= Exercise directions =
Go through the listing and copy each line with the string "MACDFS".

○ ○ ○ ○

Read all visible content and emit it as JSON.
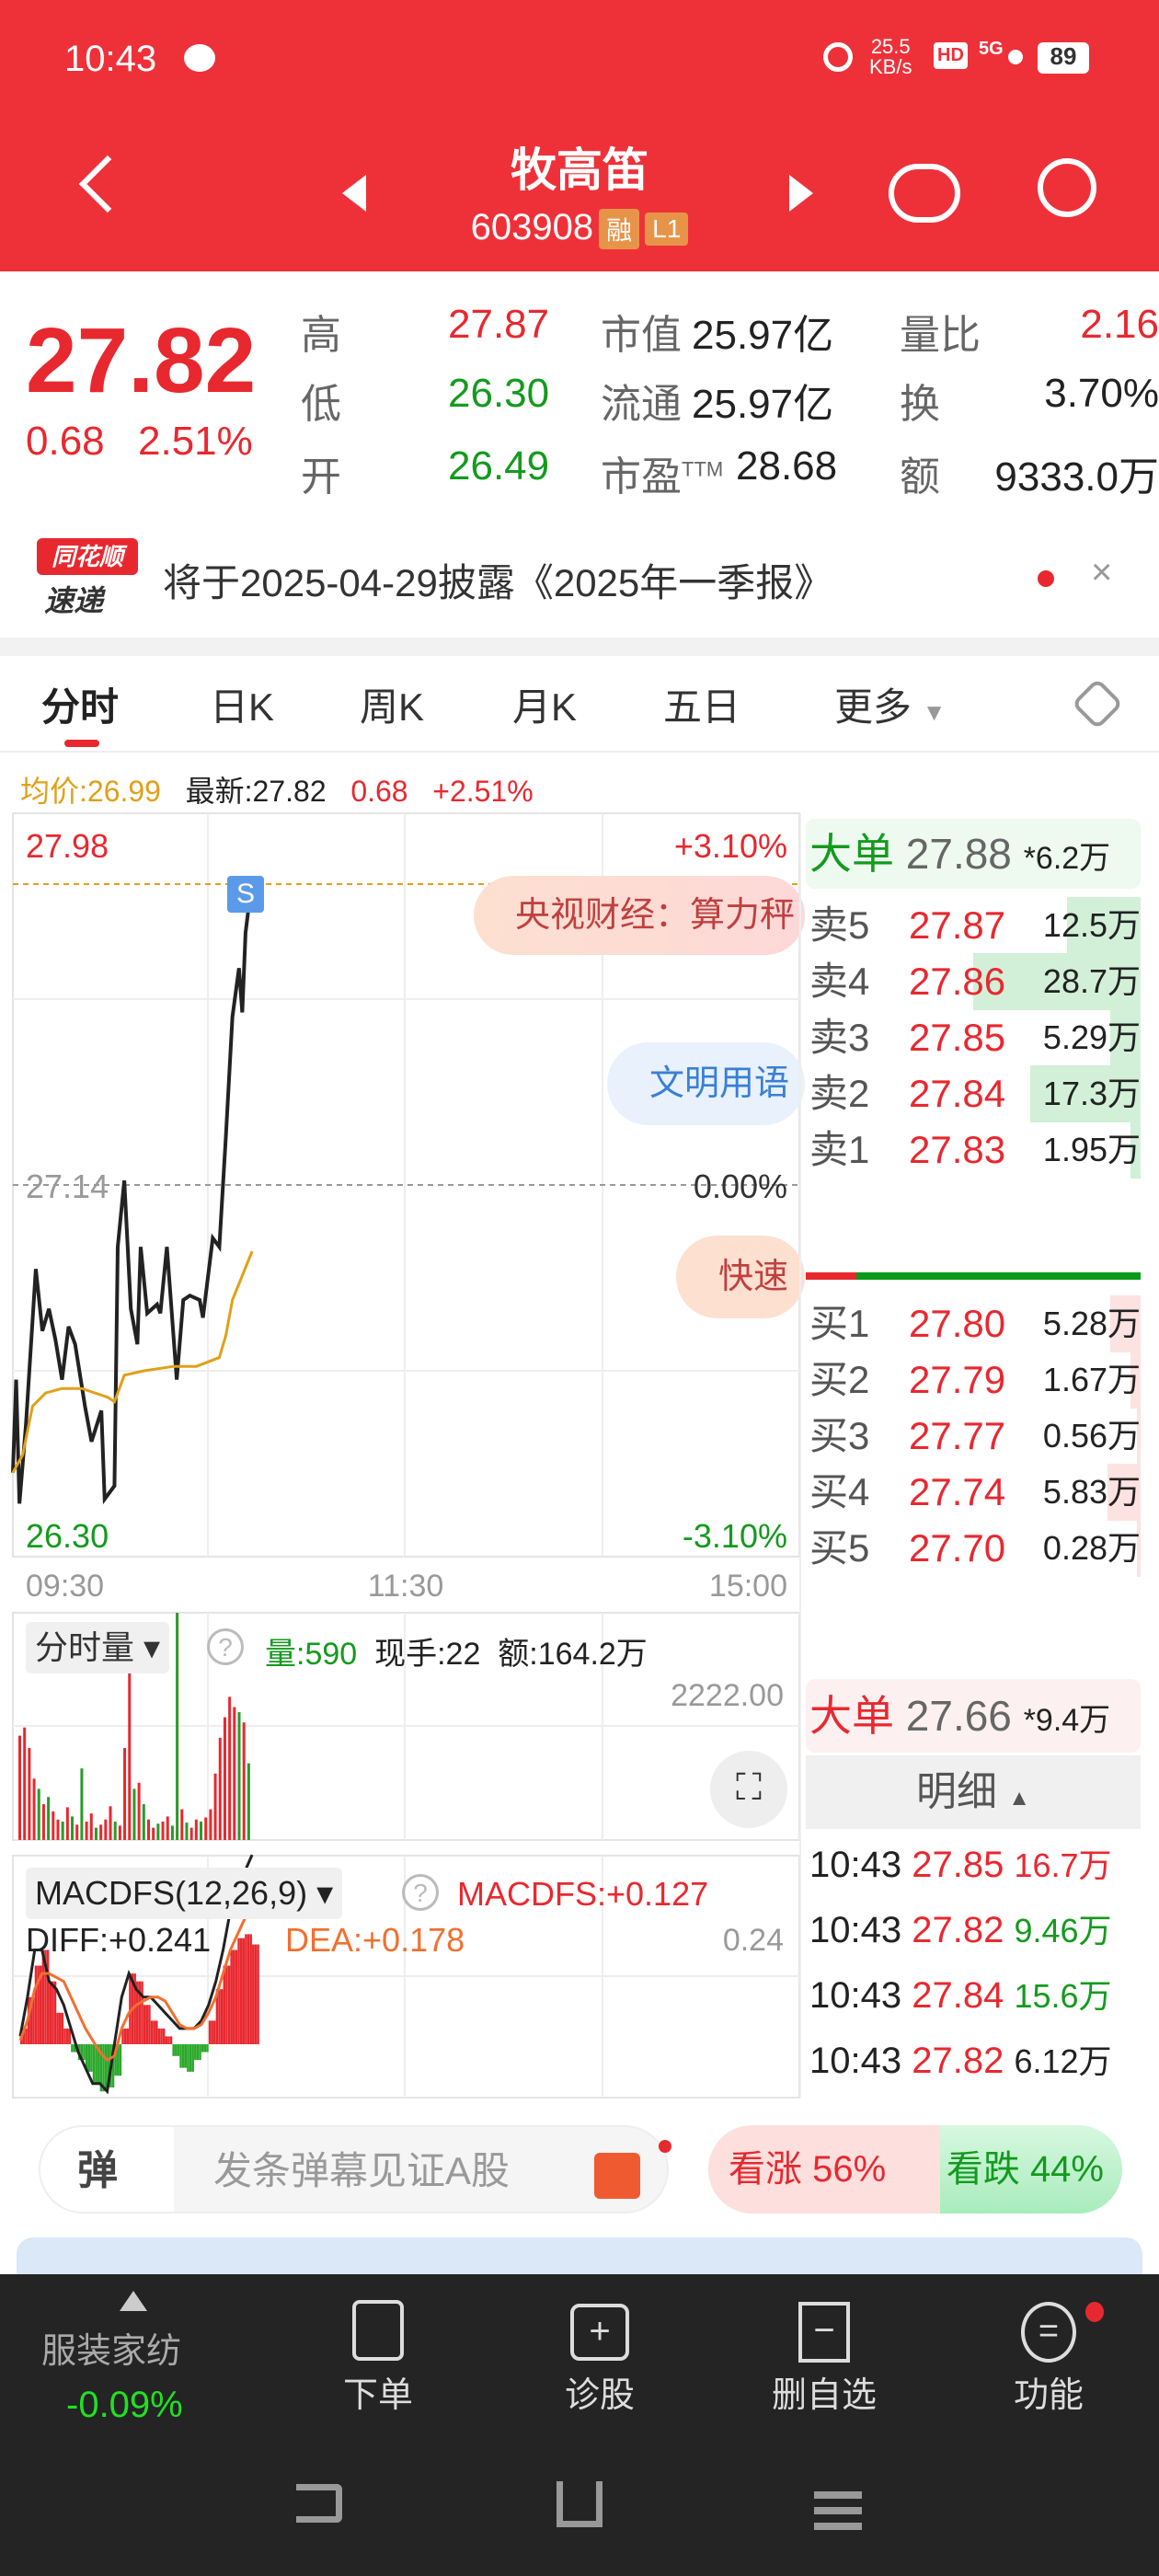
{
  "status_bar": {
    "time": "10:43",
    "net_speed": "25.5",
    "net_unit": "KB/s",
    "hd": "HD",
    "signal": "5G",
    "battery": "89"
  },
  "header": {
    "title": "牧高笛",
    "code": "603908",
    "badges": [
      "融",
      "L1"
    ],
    "icons": [
      "back-icon",
      "prev-stock-icon",
      "next-stock-icon",
      "robot-icon",
      "search-icon"
    ]
  },
  "quote": {
    "price": "27.82",
    "change": "0.68",
    "change_pct": "2.51%",
    "rows": [
      {
        "l1": "高",
        "v1": "27.87",
        "l2": "市值",
        "v2": "25.97亿",
        "l3": "量比",
        "v3": "2.16"
      },
      {
        "l1": "低",
        "v1": "26.30",
        "l2": "流通",
        "v2": "25.97亿",
        "l3": "换",
        "v3": "3.70%"
      },
      {
        "l1": "开",
        "v1": "26.49",
        "l2": "市盈",
        "l2sup": "TTM",
        "v2": "28.68",
        "l3": "额",
        "v3": "9333.0万"
      }
    ]
  },
  "notice": {
    "logo_top": "同花顺",
    "logo_bottom": "速递",
    "text": "将于2025-04-29披露《2025年一季报》"
  },
  "tabs": [
    "分时",
    "日K",
    "周K",
    "月K",
    "五日",
    "更多"
  ],
  "active_tab": "分时",
  "info_line": {
    "avg": "均价:26.99",
    "latest": "最新:27.82",
    "change": "0.68",
    "pct": "+2.51%"
  },
  "overlays": {
    "news1": "央视财经：算力秤",
    "news2": "文明用语",
    "news3": "快速",
    "marker": "S"
  },
  "orderbook": {
    "big_sell": {
      "label": "大单",
      "price": "27.88",
      "vol": "*6.2万"
    },
    "asks": [
      {
        "label": "卖5",
        "price": "27.87",
        "vol": "12.5万",
        "frac": 0.22
      },
      {
        "label": "卖4",
        "price": "27.86",
        "vol": "28.7万",
        "frac": 0.5
      },
      {
        "label": "卖3",
        "price": "27.85",
        "vol": "5.29万",
        "frac": 0.09
      },
      {
        "label": "卖2",
        "price": "27.84",
        "vol": "17.3万",
        "frac": 0.33
      },
      {
        "label": "卖1",
        "price": "27.83",
        "vol": "1.95万",
        "frac": 0.03
      }
    ],
    "bids": [
      {
        "label": "买1",
        "price": "27.80",
        "vol": "5.28万",
        "frac": 0.09
      },
      {
        "label": "买2",
        "price": "27.79",
        "vol": "1.67万",
        "frac": 0.03
      },
      {
        "label": "买3",
        "price": "27.77",
        "vol": "0.56万",
        "frac": 0.01
      },
      {
        "label": "买4",
        "price": "27.74",
        "vol": "5.83万",
        "frac": 0.1
      },
      {
        "label": "买5",
        "price": "27.70",
        "vol": "0.28万",
        "frac": 0.01
      }
    ],
    "buy_ratio": 0.15,
    "big_buy": {
      "label": "大单",
      "price": "27.66",
      "vol": "*9.4万"
    },
    "detail_label": "明细",
    "details": [
      {
        "time": "10:43",
        "price": "27.85",
        "vol": "16.7万",
        "dir": "buy"
      },
      {
        "time": "10:43",
        "price": "27.82",
        "vol": "9.46万",
        "dir": "sell"
      },
      {
        "time": "10:43",
        "price": "27.84",
        "vol": "15.6万",
        "dir": "sell"
      },
      {
        "time": "10:43",
        "price": "27.82",
        "vol": "6.12万",
        "dir": "neutral"
      }
    ]
  },
  "volume_panel": {
    "selector": "分时量",
    "vol": "量:590",
    "hand": "现手:22",
    "amount": "额:164.2万",
    "max": "2222.00"
  },
  "macd_panel": {
    "selector": "MACDFS(12,26,9)",
    "macdfs": "MACDFS:+0.127",
    "diff": "DIFF:+0.241",
    "dea": "DEA:+0.178",
    "max": "0.24"
  },
  "chart_data": [
    {
      "type": "line",
      "title": "",
      "ylim": [
        26.3,
        27.98
      ],
      "prev_close": 27.14,
      "y_tick_labels": [
        "27.98",
        "27.14",
        "26.30"
      ],
      "pct_labels": [
        "+3.10%",
        "0.00%",
        "-3.10%"
      ],
      "x_tick_labels": [
        "09:30",
        "11:30",
        "15:00"
      ],
      "grid": true,
      "series": [
        {
          "key": "price",
          "color": "#222222",
          "points": [
            [
              "09:30",
              26.49
            ],
            [
              "09:31",
              26.7
            ],
            [
              "09:32",
              26.42
            ],
            [
              "09:34",
              26.6
            ],
            [
              "09:37",
              26.95
            ],
            [
              "09:39",
              26.81
            ],
            [
              "09:41",
              26.86
            ],
            [
              "09:43",
              26.79
            ],
            [
              "09:45",
              26.7
            ],
            [
              "09:47",
              26.82
            ],
            [
              "09:49",
              26.78
            ],
            [
              "09:52",
              26.64
            ],
            [
              "09:54",
              26.56
            ],
            [
              "09:57",
              26.63
            ],
            [
              "09:58",
              26.43
            ],
            [
              "10:01",
              26.46
            ],
            [
              "10:02",
              27.0
            ],
            [
              "10:04",
              27.15
            ],
            [
              "10:06",
              26.86
            ],
            [
              "10:08",
              26.78
            ],
            [
              "10:09",
              27.0
            ],
            [
              "10:11",
              26.85
            ],
            [
              "10:14",
              26.87
            ],
            [
              "10:15",
              26.85
            ],
            [
              "10:17",
              27.0
            ],
            [
              "10:20",
              26.7
            ],
            [
              "10:22",
              26.88
            ],
            [
              "10:24",
              26.89
            ],
            [
              "10:27",
              26.88
            ],
            [
              "10:28",
              26.84
            ],
            [
              "10:31",
              27.02
            ],
            [
              "10:33",
              27.0
            ],
            [
              "10:35",
              27.25
            ],
            [
              "10:37",
              27.52
            ],
            [
              "10:39",
              27.63
            ],
            [
              "10:40",
              27.53
            ],
            [
              "10:41",
              27.71
            ],
            [
              "10:43",
              27.83
            ]
          ]
        },
        {
          "key": "avg",
          "color": "#e0a018",
          "points": [
            [
              "09:30",
              26.49
            ],
            [
              "09:33",
              26.53
            ],
            [
              "09:36",
              26.64
            ],
            [
              "09:40",
              26.67
            ],
            [
              "09:45",
              26.68
            ],
            [
              "09:51",
              26.68
            ],
            [
              "09:59",
              26.66
            ],
            [
              "10:01",
              26.65
            ],
            [
              "10:04",
              26.71
            ],
            [
              "10:10",
              26.72
            ],
            [
              "10:19",
              26.73
            ],
            [
              "10:26",
              26.73
            ],
            [
              "10:33",
              26.75
            ],
            [
              "10:35",
              26.8
            ],
            [
              "10:37",
              26.88
            ],
            [
              "10:43",
              26.99
            ]
          ]
        }
      ]
    },
    {
      "type": "bar",
      "title": "分时量",
      "ylim": [
        0,
        2222
      ],
      "values": [
        1020,
        1100,
        900,
        600,
        500,
        350,
        420,
        280,
        200,
        180,
        320,
        230,
        150,
        700,
        180,
        260,
        120,
        150,
        200,
        330,
        180,
        140,
        900,
        1900,
        500,
        560,
        350,
        200,
        120,
        160,
        180,
        230,
        140,
        2222,
        300,
        170,
        120,
        200,
        180,
        220,
        300,
        650,
        1000,
        1200,
        1400,
        1300,
        1250,
        1150,
        750
      ],
      "colors": [
        "r",
        "r",
        "r",
        "r",
        "g",
        "r",
        "g",
        "r",
        "r",
        "g",
        "r",
        "g",
        "r",
        "g",
        "r",
        "r",
        "g",
        "r",
        "r",
        "r",
        "g",
        "r",
        "r",
        "r",
        "g",
        "r",
        "g",
        "r",
        "r",
        "g",
        "r",
        "r",
        "g",
        "g",
        "r",
        "g",
        "r",
        "r",
        "g",
        "r",
        "r",
        "r",
        "r",
        "r",
        "r",
        "r",
        "g",
        "r",
        "g"
      ]
    },
    {
      "type": "bar",
      "title": "MACDFS(12,26,9)",
      "ylim": [
        -0.07,
        0.24
      ],
      "hist": [
        0.02,
        0.06,
        0.1,
        0.12,
        0.08,
        0.04,
        0.02,
        -0.01,
        -0.02,
        -0.035,
        -0.05,
        -0.06,
        -0.055,
        -0.04,
        0.02,
        0.09,
        0.08,
        0.05,
        0.03,
        0.02,
        0.01,
        -0.015,
        -0.03,
        -0.035,
        -0.02,
        -0.01,
        0.03,
        0.07,
        0.1,
        0.12,
        0.135,
        0.14,
        0.127
      ],
      "diff": [
        0.01,
        0.06,
        0.12,
        0.12,
        0.08,
        0.07,
        0.05,
        0.02,
        -0.01,
        -0.03,
        -0.05,
        -0.05,
        -0.06,
        0.0,
        0.06,
        0.09,
        0.07,
        0.06,
        0.06,
        0.05,
        0.04,
        0.03,
        0.02,
        0.02,
        0.02,
        0.03,
        0.05,
        0.08,
        0.12,
        0.17,
        0.2,
        0.22,
        0.241
      ],
      "dea": [
        0.005,
        0.03,
        0.07,
        0.09,
        0.09,
        0.085,
        0.08,
        0.06,
        0.04,
        0.02,
        0.005,
        -0.01,
        -0.02,
        -0.015,
        0.02,
        0.04,
        0.05,
        0.055,
        0.06,
        0.06,
        0.055,
        0.04,
        0.025,
        0.02,
        0.02,
        0.025,
        0.04,
        0.06,
        0.09,
        0.12,
        0.14,
        0.16,
        0.178
      ]
    }
  ],
  "sentiment": {
    "danmu_icon": "弹",
    "placeholder": "发条弹幕见证A股",
    "up": "看涨 56%",
    "down": "看跌 44%",
    "up_frac": 0.56
  },
  "bottom_nav": {
    "sector": "服装家纺",
    "sector_pct": "-0.09%",
    "items": [
      "下单",
      "诊股",
      "删自选",
      "功能"
    ]
  }
}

○ ○ ○ ○

= Written solution =
    "selector": "MACDFS(12,26,9)",
    "macdfs": "MACDFS:+0.127",
      "title": "MACDFS(12,26,9)",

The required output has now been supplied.